• Work to be completed:
Write the listing out again, all of it, word for word.

• Supplied material:
::::::::

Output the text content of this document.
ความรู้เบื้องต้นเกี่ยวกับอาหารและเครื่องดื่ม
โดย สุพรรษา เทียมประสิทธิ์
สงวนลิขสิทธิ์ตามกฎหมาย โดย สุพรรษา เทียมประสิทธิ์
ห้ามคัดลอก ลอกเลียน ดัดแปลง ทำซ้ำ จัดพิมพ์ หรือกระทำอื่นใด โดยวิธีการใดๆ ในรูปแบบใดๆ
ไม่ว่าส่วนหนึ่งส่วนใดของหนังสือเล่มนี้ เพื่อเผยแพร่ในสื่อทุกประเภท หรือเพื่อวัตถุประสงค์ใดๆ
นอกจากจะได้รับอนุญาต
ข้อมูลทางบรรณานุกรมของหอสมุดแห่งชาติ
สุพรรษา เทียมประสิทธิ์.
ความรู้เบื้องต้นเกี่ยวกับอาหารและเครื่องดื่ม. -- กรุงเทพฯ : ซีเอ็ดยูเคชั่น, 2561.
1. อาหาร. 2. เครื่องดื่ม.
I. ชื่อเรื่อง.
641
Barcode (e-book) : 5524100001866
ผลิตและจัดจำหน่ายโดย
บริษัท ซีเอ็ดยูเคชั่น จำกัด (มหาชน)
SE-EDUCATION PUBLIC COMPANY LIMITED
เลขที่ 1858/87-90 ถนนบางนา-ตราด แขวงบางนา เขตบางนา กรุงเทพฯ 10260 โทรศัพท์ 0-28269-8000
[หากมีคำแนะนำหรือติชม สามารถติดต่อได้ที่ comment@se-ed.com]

::::::::

• Reply:
Output the text content of this document.
ความรู้เบื้องต้นเกี่ยวกับอาหารและเครื่องดื่ม
โดย สุพรรษา เทียมประสิทธิ์
สงวนลิขสิทธิ์ตามกฎหมาย โดย สุพรรษา เทียมประสิทธิ์
ห้ามคัดลอก ลอกเลียน ดัดแปลง ทำซ้ำ จัดพิมพ์ หรือกระทำอื่นใด โดยวิธีการใดๆ ในรูปแบบใดๆ
ไม่ว่าส่วนหนึ่งส่วนใดของหนังสือเล่มนี้ เพื่อเผยแพร่ในสื่อทุกประเภท หรือเพื่อวัตถุประสงค์ใดๆ
นอกจากจะได้รับอนุญาต
ข้อมูลทางบรรณานุกรมของหอสมุดแห่งชาติ
สุพรรษา เทียมประสิทธิ์.
ความรู้เบื้องต้นเกี่ยวกับอาหารและเครื่องดื่ม. -- กรุงเทพฯ : ซีเอ็ดยูเคชั่น, 2561.
1. อาหาร. 2. เครื่องดื่ม.
I. ชื่อเรื่อง.
641
Barcode (e-book) : 5524100001866
ผลิตและจัดจำหน่ายโดย
บริษัท ซีเอ็ดยูเคชั่น จำกัด (มหาชน)
SE-EDUCATION PUBLIC COMPANY LIMITED
เลขที่ 1858/87-90 ถนนบางนา-ตราด แขวงบางนา เขตบางนา กรุงเทพฯ 10260 โทรศัพท์ 0-28269-8000
[หากมีคำแนะนำหรือติชม สามารถติดต่อได้ที่ comment@se-ed.com]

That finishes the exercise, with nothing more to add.